WHAT YOU HAVE TO DO ▸ Please update the records, beginning at the line that has "38, 847, 70]" and stopping after the line that has "573, 727, 591]": give those lines again with "interactable" replaced by "clickable" and nothing else changed.

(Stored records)
-- BEGIN --
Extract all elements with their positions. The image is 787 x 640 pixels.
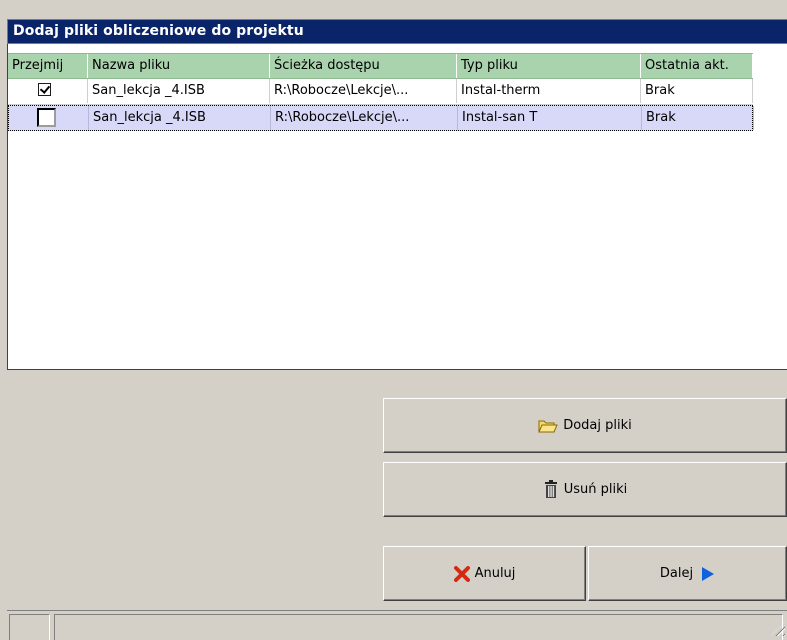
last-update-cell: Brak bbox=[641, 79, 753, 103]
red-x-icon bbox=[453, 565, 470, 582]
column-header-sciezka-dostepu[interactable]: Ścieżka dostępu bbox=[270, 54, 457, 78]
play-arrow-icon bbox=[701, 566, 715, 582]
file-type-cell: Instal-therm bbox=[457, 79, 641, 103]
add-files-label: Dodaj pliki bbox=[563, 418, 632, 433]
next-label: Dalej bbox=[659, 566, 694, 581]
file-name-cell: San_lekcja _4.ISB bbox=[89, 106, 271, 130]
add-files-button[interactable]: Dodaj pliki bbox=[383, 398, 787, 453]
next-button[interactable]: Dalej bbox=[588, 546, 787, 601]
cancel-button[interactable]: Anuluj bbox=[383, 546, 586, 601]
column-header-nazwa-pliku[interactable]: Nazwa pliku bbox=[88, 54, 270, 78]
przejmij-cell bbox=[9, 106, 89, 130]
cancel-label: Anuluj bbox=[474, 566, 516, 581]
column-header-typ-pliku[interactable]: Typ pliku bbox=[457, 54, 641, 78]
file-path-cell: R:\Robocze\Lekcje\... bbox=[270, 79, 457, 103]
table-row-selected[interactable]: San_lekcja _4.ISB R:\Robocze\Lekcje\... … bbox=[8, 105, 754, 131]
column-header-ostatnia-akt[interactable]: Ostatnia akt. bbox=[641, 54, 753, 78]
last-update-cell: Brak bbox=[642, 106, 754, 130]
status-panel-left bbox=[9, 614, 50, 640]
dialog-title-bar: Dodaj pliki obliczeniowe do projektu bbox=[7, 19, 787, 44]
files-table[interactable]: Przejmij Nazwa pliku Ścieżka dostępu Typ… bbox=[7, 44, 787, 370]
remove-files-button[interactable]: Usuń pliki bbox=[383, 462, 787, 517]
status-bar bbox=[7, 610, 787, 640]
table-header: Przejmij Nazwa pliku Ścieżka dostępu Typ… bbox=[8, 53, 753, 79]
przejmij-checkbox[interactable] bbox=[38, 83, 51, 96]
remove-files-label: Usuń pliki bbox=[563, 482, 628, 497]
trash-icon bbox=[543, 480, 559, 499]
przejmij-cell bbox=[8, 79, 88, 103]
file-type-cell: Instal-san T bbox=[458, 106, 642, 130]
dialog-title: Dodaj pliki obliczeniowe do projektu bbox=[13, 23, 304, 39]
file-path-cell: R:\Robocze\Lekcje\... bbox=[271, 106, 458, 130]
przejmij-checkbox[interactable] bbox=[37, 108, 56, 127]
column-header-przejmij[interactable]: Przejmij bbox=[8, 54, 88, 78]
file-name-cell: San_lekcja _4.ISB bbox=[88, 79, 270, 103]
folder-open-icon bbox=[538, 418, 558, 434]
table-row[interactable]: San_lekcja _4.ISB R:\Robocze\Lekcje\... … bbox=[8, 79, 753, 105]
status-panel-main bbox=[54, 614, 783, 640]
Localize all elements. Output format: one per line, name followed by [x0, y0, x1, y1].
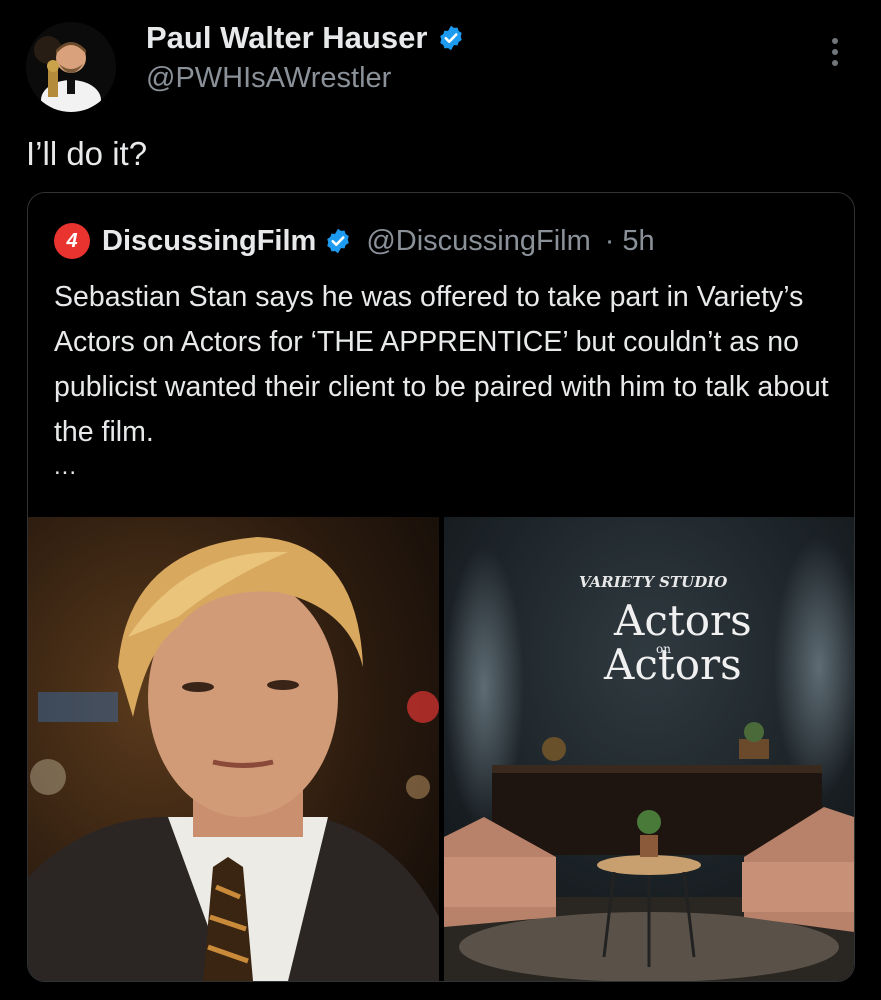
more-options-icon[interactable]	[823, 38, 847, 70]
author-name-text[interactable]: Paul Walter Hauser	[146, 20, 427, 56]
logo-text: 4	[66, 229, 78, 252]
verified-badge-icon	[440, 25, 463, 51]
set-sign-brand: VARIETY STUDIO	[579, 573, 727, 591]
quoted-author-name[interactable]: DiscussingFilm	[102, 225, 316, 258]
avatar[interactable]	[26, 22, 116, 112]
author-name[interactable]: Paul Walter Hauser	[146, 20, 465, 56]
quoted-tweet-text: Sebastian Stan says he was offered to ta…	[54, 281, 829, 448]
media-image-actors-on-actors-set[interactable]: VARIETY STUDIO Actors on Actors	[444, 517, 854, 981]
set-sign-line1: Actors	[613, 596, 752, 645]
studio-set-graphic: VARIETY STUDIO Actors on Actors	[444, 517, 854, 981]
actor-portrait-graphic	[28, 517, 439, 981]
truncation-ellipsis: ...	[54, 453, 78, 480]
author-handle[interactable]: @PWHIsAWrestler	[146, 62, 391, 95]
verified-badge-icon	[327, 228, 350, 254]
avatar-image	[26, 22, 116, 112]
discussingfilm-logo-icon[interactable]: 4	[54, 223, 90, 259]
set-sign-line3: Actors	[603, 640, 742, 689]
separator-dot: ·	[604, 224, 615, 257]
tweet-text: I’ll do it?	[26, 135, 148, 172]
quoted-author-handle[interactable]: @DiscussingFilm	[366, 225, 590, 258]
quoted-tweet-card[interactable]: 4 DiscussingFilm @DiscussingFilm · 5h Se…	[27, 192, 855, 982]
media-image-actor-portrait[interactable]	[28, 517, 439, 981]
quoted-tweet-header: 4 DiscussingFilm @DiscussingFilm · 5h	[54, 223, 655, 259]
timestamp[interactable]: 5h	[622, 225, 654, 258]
-- END --
-- BEGIN --
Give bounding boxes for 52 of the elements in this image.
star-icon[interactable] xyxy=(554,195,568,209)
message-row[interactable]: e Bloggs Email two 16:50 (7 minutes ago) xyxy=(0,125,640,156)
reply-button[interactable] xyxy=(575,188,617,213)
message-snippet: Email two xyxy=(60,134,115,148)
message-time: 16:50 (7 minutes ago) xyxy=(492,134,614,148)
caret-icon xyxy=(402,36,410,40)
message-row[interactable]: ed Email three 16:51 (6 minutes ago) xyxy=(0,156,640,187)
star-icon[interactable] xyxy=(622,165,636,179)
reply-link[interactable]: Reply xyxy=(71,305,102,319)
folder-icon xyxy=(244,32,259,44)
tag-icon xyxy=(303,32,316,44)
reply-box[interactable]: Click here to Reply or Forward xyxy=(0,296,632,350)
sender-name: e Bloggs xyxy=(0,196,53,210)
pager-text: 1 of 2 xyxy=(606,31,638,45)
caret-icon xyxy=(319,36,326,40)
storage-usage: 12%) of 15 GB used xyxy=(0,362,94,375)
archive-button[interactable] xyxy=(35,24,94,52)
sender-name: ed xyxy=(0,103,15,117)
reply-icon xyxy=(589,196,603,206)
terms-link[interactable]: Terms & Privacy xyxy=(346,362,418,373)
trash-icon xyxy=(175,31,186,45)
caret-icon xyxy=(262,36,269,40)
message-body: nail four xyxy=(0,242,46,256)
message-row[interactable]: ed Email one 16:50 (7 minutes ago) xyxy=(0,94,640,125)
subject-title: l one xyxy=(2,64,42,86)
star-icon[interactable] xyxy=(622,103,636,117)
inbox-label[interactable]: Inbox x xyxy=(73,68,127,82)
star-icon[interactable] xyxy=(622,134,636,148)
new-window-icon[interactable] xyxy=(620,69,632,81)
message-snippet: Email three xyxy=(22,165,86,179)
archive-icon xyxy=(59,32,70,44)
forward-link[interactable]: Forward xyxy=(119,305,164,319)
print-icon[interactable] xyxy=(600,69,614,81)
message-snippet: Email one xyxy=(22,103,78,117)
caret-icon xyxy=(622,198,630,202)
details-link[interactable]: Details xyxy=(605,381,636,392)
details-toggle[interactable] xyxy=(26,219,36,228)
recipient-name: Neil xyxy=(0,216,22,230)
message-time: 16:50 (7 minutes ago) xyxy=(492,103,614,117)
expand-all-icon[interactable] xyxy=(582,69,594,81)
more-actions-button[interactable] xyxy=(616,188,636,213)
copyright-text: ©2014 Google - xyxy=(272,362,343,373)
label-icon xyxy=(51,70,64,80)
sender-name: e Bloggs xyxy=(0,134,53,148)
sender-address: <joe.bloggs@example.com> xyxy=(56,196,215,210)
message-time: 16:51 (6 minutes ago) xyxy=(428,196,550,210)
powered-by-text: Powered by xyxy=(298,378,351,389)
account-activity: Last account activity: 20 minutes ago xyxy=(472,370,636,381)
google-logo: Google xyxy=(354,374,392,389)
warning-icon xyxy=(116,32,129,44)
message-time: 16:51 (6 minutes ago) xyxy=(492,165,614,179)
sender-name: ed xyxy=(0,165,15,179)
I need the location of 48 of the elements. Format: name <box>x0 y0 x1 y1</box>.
-- END --
COMPLETE OUTPUT ▸
more-options-icon[clickable]	[823, 38, 847, 70]
author-name-text[clickable]: Paul Walter Hauser	[146, 20, 427, 56]
logo-text: 4	[66, 229, 78, 252]
verified-badge-icon	[440, 25, 463, 51]
set-sign-brand: VARIETY STUDIO	[579, 573, 727, 591]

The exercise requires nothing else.